_Work to do_
Present the following entries again, word for word and in full.

_Data extract_
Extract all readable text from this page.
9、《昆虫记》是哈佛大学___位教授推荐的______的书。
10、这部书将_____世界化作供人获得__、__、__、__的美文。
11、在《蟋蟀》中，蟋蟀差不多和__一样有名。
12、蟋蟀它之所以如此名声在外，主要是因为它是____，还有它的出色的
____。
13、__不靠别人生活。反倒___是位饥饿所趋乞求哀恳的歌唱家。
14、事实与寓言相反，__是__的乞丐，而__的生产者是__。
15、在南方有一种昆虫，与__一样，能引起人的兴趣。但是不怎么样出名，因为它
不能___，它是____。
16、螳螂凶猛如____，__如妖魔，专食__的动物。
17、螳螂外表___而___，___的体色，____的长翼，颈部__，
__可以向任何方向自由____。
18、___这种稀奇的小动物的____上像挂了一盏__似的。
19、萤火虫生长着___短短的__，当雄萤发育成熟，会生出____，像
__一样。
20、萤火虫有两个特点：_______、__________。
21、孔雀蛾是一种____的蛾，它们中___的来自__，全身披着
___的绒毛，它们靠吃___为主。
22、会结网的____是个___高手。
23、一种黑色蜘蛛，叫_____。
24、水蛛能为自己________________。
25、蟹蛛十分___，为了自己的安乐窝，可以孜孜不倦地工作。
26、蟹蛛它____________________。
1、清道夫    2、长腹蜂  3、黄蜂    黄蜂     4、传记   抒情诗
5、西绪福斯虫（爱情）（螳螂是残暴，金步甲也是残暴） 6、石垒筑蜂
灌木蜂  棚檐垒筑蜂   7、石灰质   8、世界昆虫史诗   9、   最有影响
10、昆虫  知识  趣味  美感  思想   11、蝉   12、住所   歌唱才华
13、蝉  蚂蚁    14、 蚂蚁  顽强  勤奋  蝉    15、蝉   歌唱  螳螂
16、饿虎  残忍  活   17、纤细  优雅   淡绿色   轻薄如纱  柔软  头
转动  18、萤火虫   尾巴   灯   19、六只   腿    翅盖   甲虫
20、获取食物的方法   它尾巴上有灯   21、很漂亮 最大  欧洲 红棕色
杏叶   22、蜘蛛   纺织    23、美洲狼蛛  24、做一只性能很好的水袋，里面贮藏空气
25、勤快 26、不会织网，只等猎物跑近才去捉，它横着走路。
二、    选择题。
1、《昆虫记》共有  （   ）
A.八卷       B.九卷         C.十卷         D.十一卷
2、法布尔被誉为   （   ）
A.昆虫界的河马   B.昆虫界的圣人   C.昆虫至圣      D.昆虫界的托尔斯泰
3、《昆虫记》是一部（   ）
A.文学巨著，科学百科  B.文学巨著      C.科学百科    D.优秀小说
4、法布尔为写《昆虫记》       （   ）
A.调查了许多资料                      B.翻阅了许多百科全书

_Full answer_
Extract all readable text from this page.
9、《昆虫记》是哈佛大学___位教授推荐的______的书。
10、这部书将_____世界化作供人获得__、__、__、__的美文。
11、在《蟋蟀》中，蟋蟀差不多和__一样有名。
12、蟋蟀它之所以如此名声在外，主要是因为它是____，还有它的出色的
____。
13、__不靠别人生活。反倒___是位饥饿所趋乞求哀恳的歌唱家。
14、事实与寓言相反，__是__的乞丐，而__的生产者是__。
15、在南方有一种昆虫，与__一样，能引起人的兴趣。但是不怎么样出名，因为它
不能___，它是____。
16、螳螂凶猛如____，__如妖魔，专食__的动物。
17、螳螂外表___而___，___的体色，____的长翼，颈部__，
__可以向任何方向自由____。
18、___这种稀奇的小动物的____上像挂了一盏__似的。
19、萤火虫生长着___短短的__，当雄萤发育成熟，会生出____，像
__一样。
20、萤火虫有两个特点：_______、__________。
21、孔雀蛾是一种____的蛾，它们中___的来自__，全身披着
___的绒毛，它们靠吃___为主。
22、会结网的____是个___高手。
23、一种黑色蜘蛛，叫_____。
24、水蛛能为自己________________。
25、蟹蛛十分___，为了自己的安乐窝，可以孜孜不倦地工作。
26、蟹蛛它____________________。
1、清道夫    2、长腹蜂  3、黄蜂    黄蜂     4、传记   抒情诗
5、西绪福斯虫（爱情）（螳螂是残暴，金步甲也是残暴） 6、石垒筑蜂
灌木蜂  棚檐垒筑蜂   7、石灰质   8、世界昆虫史诗   9、   最有影响
10、昆虫  知识  趣味  美感  思想   11、蝉   12、住所   歌唱才华
13、蝉  蚂蚁    14、 蚂蚁  顽强  勤奋  蝉    15、蝉   歌唱  螳螂
16、饿虎  残忍  活   17、纤细  优雅   淡绿色   轻薄如纱  柔软  头
转动  18、萤火虫   尾巴   灯   19、六只   腿    翅盖   甲虫
20、获取食物的方法   它尾巴上有灯   21、很漂亮 最大  欧洲 红棕色
杏叶   22、蜘蛛   纺织    23、美洲狼蛛  24、做一只性能很好的水袋，里面贮藏空气
25、勤快 26、不会织网，只等猎物跑近才去捉，它横着走路。
二、    选择题。
1、《昆虫记》共有  （   ）
A.八卷       B.九卷         C.十卷         D.十一卷
2、法布尔被誉为   （   ）
A.昆虫界的河马   B.昆虫界的圣人   C.昆虫至圣      D.昆虫界的托尔斯泰
3、《昆虫记》是一部（   ）
A.文学巨著，科学百科  B.文学巨著      C.科学百科    D.优秀小说
4、法布尔为写《昆虫记》       （   ）
A.调查了许多资料                      B.翻阅了许多百科全书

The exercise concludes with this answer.